
Fixed

  • Ensure that each subprocess spawned by the pipeline consumes only one CPU, as initially intended to achieve optimal CPU usage. In previous versions, some numpy functions would attempt to run on all CPUs at once which was detrimental. As a result the pipeline is now considerably faster.
  • The impact of downsampling by a non-integer factor on the noise variance is now correctly dealt with when normalizing the output S/N values. Refer to the paper for details. The difference should be negligible, except when downsampling the original input data by factors close to 1.
  • The Makefile used to build the C sources does not explicitly set CC=gcc anymore. The default system compiler will now be used instead. gcc will be used by default if the environment variable CC is undefined.

Changed

  • Clean rewrite of peak detection algorithm. It uses the same method as before, but the arguments of the find_peaks() function have changed. See docstring.
  • Now using JSON instead of HDF5 as the data product file format. This is vastly easier to maintain and future-proof. Read/write speed and file sizes remain similar.
  • Clean rewrite of the pipeline, which has been improved and runs faster, see below for all related changes.

---+---

### Activity 1
Translate this sentence from the changelog into German: "The default system compiler will now be used instead."
### Activity 2
For each statement, answer yes or no according to the changelog, and quote the words that decide it. (a) The Makefile now explicitly sets CC=gcc. (b) JSON has replaced HDF5 as the data product file format. (c) The rewritten peak detection algorithm uses a different method than before.

---+---

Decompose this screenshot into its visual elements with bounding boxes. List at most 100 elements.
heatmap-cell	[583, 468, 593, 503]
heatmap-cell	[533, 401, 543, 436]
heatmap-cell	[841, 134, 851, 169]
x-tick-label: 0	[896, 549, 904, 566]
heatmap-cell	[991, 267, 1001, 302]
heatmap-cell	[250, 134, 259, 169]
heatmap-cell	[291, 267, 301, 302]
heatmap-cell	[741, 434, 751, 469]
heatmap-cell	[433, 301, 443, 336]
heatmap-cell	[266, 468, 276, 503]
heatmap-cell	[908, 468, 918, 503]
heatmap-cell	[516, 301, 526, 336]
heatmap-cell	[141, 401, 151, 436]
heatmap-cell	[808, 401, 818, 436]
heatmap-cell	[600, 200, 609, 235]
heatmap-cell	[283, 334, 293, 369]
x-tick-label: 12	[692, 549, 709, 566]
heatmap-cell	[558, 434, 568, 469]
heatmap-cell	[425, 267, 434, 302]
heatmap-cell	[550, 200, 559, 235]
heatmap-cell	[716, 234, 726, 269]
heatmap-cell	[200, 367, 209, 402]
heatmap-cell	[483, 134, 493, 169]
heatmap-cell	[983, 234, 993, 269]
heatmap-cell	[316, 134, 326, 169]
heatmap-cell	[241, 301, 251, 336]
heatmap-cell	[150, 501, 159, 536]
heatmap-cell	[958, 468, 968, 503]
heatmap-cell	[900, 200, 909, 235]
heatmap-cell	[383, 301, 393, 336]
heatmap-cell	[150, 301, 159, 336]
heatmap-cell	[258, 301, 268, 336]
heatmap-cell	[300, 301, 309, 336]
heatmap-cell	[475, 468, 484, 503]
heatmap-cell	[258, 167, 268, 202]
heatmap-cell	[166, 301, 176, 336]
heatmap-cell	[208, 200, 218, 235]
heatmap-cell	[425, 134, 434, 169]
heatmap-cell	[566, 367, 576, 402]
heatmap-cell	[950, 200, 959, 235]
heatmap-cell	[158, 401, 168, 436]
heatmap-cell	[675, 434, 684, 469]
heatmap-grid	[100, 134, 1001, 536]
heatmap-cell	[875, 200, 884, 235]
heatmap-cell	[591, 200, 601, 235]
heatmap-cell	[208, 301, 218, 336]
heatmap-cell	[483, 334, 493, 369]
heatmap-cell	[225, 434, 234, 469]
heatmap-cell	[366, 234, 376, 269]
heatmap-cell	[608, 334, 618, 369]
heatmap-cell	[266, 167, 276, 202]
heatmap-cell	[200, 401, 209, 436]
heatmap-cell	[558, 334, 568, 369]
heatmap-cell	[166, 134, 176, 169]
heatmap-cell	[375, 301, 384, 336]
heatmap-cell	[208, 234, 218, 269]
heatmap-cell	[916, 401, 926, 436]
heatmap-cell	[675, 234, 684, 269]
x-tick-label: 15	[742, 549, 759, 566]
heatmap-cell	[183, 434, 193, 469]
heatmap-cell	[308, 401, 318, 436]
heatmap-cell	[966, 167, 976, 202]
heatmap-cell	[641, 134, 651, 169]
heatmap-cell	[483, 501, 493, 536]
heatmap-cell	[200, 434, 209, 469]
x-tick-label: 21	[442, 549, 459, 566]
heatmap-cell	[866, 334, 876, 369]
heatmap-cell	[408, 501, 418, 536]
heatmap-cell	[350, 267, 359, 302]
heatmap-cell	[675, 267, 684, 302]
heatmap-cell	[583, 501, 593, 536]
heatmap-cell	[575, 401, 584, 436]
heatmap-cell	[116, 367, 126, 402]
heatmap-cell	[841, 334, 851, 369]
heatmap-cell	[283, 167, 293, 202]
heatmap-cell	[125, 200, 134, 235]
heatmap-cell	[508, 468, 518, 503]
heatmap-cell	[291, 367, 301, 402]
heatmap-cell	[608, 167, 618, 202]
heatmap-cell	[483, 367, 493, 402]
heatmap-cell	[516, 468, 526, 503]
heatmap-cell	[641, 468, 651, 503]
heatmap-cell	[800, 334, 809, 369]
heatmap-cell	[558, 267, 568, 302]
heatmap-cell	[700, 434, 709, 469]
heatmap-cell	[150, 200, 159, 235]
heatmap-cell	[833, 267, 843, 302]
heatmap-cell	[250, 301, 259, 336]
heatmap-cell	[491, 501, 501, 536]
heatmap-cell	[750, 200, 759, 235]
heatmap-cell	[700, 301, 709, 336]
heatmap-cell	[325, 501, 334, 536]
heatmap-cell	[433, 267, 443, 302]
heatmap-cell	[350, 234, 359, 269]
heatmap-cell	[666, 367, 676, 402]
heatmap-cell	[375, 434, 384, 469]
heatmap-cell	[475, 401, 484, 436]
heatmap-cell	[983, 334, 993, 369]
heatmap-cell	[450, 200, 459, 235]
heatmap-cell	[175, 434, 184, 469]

---+---

### Problem solution 1
Stattdessen wird nun der Standard-Systemcompiler verwendet.

### Problem solution 2
(a) No: "does not explicitly set CC=gcc anymore"
(b) Yes: "Now using JSON instead of HDF5 as the data product file format"
(c) No: "It uses the same method as before"